§ What to do:
Write out the lines of the region boundary data that run from the start through the line holding "retweets-count: 10: [305, 580, 325, 597]", inclusive.

(Region boundary data)
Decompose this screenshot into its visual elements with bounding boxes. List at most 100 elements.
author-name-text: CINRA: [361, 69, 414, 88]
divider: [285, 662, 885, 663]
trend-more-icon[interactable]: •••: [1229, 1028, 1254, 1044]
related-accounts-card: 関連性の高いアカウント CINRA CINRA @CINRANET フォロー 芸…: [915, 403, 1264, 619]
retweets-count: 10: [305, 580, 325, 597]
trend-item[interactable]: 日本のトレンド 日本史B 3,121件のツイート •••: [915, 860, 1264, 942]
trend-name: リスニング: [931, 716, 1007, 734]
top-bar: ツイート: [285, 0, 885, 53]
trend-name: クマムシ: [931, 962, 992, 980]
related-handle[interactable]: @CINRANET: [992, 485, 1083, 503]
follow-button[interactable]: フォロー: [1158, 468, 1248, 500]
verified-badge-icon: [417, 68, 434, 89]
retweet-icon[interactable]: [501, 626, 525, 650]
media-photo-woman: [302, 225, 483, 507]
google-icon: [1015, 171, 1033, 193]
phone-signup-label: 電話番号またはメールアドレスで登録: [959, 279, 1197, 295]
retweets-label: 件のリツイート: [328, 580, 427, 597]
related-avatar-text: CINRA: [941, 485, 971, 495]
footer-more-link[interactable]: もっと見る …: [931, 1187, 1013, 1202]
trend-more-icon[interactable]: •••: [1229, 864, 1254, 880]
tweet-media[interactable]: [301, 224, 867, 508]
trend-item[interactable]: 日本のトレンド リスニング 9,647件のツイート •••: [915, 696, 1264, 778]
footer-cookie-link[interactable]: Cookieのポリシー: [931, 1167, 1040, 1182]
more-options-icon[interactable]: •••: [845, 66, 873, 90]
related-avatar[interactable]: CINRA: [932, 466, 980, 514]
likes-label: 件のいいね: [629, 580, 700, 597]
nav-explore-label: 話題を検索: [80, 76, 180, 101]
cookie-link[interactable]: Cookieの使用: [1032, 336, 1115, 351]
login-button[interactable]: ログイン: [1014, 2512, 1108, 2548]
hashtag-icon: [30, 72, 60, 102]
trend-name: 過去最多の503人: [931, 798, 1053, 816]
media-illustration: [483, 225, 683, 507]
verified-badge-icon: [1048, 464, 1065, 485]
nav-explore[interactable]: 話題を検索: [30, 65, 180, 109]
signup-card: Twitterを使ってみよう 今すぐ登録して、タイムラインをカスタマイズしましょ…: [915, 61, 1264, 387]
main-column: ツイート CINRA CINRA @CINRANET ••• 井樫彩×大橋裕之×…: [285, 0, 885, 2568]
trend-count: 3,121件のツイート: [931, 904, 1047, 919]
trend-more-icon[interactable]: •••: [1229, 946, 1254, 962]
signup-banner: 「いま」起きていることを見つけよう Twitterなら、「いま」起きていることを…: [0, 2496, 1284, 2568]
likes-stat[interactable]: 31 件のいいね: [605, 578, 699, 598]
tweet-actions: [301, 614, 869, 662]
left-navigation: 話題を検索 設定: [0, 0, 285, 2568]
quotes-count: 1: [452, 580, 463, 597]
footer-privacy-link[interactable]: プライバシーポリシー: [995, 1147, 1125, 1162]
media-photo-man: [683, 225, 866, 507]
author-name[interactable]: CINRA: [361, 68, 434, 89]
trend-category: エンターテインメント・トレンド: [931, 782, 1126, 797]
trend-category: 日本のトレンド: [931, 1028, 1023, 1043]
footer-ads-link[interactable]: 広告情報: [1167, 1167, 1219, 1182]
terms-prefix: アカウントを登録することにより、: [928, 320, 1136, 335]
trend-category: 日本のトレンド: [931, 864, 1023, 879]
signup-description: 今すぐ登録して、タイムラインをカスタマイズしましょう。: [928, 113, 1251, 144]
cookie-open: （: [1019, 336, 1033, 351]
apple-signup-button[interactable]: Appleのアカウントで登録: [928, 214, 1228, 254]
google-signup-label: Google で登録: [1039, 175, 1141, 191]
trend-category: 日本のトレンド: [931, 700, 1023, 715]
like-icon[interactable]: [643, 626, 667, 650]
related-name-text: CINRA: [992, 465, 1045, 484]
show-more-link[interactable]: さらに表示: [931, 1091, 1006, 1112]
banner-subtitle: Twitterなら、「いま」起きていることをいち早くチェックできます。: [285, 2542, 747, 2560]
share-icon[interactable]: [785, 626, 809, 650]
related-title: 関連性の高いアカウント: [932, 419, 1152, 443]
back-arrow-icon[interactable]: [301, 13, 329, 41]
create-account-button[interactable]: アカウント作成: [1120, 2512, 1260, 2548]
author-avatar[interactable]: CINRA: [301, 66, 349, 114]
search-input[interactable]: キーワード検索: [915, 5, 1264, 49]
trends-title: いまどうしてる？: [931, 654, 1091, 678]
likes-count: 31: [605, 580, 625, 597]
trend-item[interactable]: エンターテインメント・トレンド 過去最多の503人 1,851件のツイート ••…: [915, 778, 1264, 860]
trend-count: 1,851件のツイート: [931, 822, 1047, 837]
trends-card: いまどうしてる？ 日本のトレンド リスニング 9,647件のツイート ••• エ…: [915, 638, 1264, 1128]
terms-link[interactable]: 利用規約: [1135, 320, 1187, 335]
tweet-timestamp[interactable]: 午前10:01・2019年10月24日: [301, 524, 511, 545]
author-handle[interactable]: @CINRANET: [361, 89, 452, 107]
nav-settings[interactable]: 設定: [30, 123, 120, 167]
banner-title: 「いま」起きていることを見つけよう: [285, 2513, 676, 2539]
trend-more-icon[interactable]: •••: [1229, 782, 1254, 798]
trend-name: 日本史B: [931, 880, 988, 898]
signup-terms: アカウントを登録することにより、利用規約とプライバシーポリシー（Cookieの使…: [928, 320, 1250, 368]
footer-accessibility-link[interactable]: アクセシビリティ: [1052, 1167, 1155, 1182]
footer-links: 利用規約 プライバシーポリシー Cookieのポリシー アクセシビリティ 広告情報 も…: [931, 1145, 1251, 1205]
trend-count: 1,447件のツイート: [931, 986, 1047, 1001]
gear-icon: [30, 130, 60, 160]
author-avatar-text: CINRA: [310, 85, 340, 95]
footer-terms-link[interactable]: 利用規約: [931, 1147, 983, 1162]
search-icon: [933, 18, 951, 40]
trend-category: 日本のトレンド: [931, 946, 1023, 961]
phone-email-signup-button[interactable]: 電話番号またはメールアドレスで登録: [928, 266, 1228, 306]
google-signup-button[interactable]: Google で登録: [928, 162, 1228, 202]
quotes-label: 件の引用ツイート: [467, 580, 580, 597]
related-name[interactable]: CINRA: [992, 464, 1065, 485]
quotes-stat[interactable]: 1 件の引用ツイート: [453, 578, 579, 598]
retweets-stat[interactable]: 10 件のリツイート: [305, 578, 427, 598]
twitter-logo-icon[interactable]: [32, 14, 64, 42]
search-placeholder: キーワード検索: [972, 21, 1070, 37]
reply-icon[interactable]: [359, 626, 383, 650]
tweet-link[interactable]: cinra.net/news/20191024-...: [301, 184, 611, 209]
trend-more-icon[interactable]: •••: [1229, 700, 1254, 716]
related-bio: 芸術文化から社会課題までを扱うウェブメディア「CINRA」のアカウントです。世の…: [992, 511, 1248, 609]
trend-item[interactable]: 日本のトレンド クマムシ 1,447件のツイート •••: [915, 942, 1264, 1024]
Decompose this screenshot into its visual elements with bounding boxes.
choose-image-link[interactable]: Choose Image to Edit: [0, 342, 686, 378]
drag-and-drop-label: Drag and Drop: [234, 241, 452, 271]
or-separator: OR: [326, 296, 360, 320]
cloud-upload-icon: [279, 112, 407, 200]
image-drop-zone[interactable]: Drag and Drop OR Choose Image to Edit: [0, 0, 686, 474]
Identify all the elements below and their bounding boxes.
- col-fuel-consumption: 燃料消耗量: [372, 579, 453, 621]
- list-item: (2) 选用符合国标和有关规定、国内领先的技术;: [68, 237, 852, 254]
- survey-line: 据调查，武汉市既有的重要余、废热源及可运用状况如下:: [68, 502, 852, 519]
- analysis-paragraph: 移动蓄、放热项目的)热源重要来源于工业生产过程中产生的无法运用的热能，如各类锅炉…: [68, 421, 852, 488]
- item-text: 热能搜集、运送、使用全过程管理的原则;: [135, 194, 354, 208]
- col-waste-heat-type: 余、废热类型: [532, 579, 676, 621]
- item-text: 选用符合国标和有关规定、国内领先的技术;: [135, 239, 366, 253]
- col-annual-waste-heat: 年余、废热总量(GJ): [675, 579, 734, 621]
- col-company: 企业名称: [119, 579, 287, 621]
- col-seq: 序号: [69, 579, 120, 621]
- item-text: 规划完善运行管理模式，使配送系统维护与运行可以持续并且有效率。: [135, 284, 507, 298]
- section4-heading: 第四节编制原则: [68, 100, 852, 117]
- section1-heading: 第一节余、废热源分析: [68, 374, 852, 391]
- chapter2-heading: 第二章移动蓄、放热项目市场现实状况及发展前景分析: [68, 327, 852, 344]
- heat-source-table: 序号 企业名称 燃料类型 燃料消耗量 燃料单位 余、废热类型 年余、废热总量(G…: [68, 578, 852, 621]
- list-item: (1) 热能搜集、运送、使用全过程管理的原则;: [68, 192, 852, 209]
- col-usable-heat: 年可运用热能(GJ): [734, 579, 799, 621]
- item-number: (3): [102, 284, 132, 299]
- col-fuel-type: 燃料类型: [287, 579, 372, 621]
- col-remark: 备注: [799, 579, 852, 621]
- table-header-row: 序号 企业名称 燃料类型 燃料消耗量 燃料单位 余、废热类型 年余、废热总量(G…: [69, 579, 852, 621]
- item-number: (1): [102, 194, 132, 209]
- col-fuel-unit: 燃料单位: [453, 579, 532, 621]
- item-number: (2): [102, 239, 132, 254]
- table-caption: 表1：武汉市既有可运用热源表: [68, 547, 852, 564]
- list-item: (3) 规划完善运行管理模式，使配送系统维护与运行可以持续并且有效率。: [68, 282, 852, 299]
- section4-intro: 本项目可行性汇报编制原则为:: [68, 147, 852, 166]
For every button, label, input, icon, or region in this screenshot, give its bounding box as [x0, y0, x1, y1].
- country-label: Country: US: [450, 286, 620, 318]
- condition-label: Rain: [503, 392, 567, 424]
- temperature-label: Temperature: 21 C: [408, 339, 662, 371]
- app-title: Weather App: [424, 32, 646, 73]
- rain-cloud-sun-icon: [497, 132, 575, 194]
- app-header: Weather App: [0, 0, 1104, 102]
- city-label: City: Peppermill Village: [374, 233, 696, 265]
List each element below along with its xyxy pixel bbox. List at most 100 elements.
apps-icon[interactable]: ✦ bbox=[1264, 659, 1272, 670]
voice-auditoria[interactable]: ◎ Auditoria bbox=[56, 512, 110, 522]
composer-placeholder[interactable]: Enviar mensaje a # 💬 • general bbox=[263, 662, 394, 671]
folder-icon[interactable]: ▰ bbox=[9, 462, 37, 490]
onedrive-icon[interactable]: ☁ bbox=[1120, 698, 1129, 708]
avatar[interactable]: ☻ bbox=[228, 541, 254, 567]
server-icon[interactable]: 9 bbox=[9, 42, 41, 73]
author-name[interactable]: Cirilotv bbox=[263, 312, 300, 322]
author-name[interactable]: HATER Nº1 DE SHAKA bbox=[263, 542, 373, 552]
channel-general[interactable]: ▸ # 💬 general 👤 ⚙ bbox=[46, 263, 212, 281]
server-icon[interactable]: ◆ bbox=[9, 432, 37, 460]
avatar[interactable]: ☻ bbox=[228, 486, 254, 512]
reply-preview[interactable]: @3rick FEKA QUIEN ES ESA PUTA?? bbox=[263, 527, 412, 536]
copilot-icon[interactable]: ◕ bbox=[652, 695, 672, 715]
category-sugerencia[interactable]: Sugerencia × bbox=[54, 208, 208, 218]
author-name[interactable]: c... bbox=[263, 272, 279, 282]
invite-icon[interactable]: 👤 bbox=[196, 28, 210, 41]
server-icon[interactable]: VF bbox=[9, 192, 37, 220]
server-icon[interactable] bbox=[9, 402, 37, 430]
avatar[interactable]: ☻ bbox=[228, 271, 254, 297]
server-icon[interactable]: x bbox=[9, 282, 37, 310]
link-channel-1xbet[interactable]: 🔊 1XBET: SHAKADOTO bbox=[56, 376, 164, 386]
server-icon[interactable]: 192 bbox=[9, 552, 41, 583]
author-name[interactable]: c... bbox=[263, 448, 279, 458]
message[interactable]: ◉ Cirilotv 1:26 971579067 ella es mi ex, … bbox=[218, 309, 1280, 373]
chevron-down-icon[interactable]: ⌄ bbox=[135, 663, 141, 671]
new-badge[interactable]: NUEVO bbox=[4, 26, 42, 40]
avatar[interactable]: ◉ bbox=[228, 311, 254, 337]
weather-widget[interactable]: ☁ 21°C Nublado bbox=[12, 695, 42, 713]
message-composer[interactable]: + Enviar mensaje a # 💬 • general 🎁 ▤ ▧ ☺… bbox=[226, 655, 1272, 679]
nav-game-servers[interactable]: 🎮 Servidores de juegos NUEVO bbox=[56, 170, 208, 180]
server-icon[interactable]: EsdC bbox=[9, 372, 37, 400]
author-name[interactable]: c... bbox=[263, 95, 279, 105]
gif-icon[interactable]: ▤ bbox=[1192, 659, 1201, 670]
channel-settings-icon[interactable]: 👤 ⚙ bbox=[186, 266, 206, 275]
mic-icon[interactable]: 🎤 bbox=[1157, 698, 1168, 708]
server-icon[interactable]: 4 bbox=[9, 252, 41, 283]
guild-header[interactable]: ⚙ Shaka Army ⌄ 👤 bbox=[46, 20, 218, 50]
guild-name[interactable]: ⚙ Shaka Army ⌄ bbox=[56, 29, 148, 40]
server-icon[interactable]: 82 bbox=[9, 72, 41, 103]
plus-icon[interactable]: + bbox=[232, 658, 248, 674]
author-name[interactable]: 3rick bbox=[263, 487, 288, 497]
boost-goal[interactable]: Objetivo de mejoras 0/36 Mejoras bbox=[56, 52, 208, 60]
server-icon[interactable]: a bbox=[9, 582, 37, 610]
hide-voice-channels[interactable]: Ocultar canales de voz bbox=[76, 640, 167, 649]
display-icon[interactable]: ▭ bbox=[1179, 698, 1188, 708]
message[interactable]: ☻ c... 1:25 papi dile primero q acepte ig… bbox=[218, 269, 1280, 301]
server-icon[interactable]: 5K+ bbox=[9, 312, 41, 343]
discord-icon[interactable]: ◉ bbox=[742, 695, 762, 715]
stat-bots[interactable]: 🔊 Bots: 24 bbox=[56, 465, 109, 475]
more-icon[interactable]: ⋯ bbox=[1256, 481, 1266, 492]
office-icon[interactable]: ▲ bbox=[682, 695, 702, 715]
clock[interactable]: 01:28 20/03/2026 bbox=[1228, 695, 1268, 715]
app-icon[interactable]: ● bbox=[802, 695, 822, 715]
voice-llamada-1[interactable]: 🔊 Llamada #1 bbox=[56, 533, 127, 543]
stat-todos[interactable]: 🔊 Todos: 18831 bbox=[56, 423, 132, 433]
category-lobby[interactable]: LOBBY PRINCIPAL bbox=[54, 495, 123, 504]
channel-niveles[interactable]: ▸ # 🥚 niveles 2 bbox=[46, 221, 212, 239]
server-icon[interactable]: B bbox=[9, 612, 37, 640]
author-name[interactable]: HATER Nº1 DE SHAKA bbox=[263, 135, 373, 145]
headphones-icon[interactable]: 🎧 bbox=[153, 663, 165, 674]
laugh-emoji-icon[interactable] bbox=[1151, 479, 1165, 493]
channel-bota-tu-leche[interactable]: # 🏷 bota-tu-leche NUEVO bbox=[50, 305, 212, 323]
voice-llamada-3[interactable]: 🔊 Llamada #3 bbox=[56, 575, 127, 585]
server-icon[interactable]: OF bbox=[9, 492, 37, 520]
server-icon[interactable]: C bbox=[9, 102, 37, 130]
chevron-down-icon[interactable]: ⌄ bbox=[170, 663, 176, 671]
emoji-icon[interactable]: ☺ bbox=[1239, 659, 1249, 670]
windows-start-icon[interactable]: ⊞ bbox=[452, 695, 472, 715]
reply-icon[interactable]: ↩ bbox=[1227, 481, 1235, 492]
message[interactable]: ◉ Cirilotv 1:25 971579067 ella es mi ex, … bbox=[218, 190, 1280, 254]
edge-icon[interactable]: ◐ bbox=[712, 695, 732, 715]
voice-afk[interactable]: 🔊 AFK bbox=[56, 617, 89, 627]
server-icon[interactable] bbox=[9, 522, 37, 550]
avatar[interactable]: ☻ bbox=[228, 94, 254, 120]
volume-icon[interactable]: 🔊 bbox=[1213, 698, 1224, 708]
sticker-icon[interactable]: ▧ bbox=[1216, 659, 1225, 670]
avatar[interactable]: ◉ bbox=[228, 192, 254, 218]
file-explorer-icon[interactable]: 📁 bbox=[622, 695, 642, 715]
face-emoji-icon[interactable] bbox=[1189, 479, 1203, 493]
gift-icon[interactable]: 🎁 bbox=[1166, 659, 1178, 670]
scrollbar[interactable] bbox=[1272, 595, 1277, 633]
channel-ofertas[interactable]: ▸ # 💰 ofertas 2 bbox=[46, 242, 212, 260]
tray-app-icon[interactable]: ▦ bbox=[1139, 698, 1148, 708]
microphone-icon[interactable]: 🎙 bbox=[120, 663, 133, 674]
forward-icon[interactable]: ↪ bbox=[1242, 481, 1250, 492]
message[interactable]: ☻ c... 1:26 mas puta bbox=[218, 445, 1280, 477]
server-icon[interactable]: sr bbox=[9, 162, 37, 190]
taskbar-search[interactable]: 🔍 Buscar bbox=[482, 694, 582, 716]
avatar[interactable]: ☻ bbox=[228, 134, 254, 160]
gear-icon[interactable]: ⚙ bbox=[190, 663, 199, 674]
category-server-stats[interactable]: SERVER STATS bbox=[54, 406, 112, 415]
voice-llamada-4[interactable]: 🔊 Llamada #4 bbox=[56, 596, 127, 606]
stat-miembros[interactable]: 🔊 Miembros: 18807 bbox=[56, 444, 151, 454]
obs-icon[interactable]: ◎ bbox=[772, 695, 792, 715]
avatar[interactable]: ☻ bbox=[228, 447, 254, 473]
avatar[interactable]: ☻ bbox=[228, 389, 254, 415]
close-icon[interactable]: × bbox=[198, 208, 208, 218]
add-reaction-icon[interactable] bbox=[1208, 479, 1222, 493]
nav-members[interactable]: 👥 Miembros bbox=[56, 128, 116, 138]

§ Solution to this exercise:
Decompose this screenshot into its visual elements with bounding boxes. List at most 100 elements.
author-name-text: CINRA: [361, 69, 414, 88]
divider: [285, 662, 885, 663]
trend-more-icon[interactable]: •••: [1229, 1028, 1254, 1044]
related-accounts-card: 関連性の高いアカウント CINRA CINRA @CINRANET フォロー 芸…: [915, 403, 1264, 619]
retweets-count: 10: [305, 580, 325, 597]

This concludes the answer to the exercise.